(Some records)
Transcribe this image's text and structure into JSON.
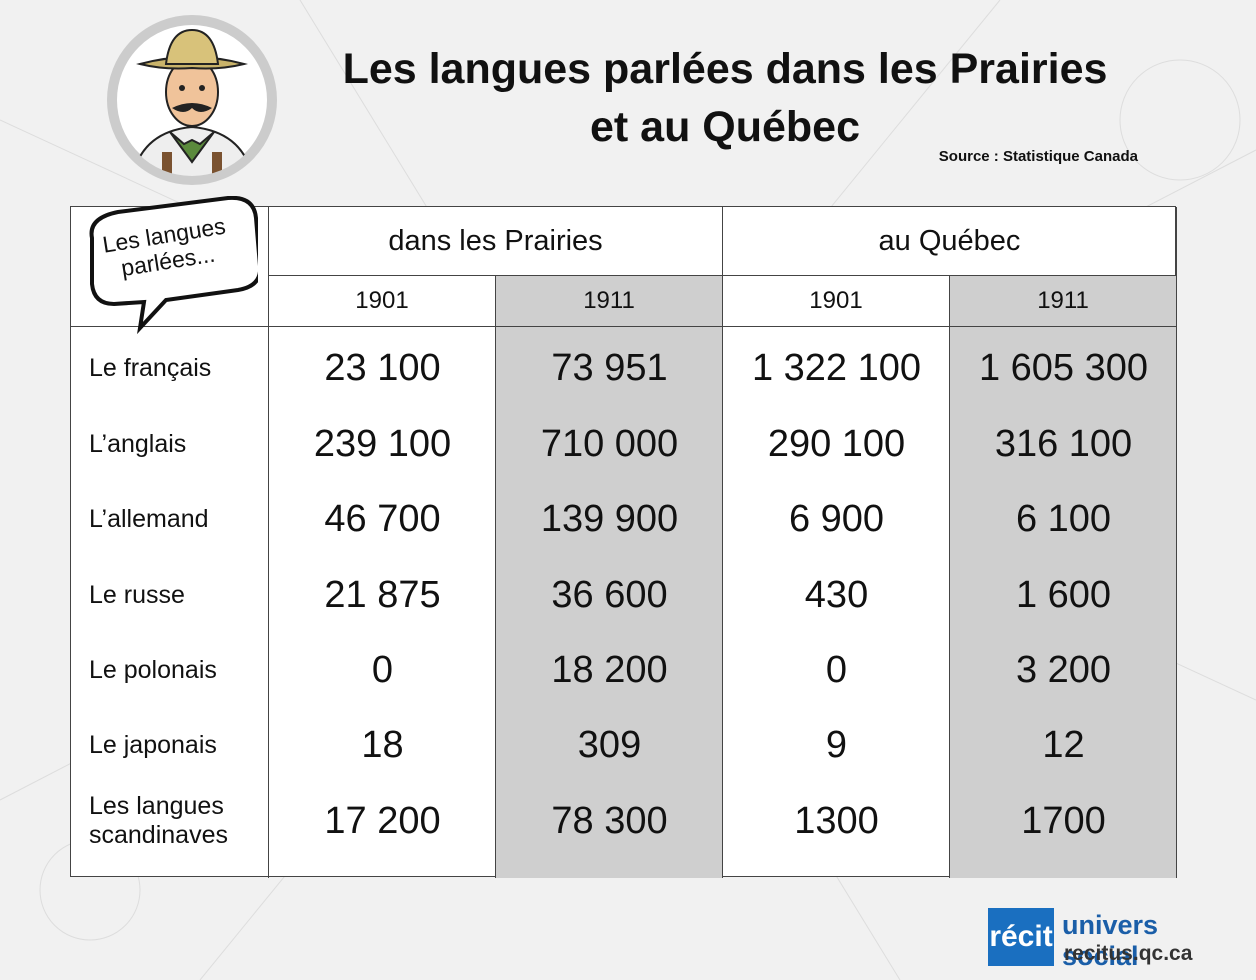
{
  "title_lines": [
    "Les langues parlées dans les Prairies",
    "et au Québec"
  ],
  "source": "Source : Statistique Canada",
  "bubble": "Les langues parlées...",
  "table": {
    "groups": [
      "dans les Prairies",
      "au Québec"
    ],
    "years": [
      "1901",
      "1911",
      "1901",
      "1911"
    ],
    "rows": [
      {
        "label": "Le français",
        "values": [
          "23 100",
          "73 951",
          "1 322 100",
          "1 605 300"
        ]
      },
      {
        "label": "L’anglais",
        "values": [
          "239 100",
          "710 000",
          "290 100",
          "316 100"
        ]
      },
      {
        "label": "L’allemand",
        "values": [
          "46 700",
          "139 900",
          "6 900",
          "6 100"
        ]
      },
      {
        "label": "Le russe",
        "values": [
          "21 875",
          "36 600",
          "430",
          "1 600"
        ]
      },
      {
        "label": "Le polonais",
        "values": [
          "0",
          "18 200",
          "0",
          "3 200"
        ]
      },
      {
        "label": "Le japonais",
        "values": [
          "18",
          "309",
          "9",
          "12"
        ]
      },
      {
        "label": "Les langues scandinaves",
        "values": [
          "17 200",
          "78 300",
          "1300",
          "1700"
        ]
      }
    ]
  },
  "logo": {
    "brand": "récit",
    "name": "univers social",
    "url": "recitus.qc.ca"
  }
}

PROBLEM DETAILS: Every entry above is to be set down exactly; the pictures are to be left out.

EXERCISE ANSWER:
Transcribe this image's text and structure into JSON.
{
  "title_lines": [
    "Les langues parlées dans les Prairies",
    "et au Québec"
  ],
  "source": "Source : Statistique Canada",
  "bubble": "Les langues parlées...",
  "table": {
    "groups": [
      "dans les Prairies",
      "au Québec"
    ],
    "years": [
      "1901",
      "1911",
      "1901",
      "1911"
    ],
    "rows": [
      {
        "label": "Le français",
        "values": [
          "23 100",
          "73 951",
          "1 322 100",
          "1 605 300"
        ]
      },
      {
        "label": "L’anglais",
        "values": [
          "239 100",
          "710 000",
          "290 100",
          "316 100"
        ]
      },
      {
        "label": "L’allemand",
        "values": [
          "46 700",
          "139 900",
          "6 900",
          "6 100"
        ]
      },
      {
        "label": "Le russe",
        "values": [
          "21 875",
          "36 600",
          "430",
          "1 600"
        ]
      },
      {
        "label": "Le polonais",
        "values": [
          "0",
          "18 200",
          "0",
          "3 200"
        ]
      },
      {
        "label": "Le japonais",
        "values": [
          "18",
          "309",
          "9",
          "12"
        ]
      },
      {
        "label": "Les langues scandinaves",
        "values": [
          "17 200",
          "78 300",
          "1300",
          "1700"
        ]
      }
    ]
  },
  "logo": {
    "brand": "récit",
    "name": "univers social",
    "url": "recitus.qc.ca"
  }
}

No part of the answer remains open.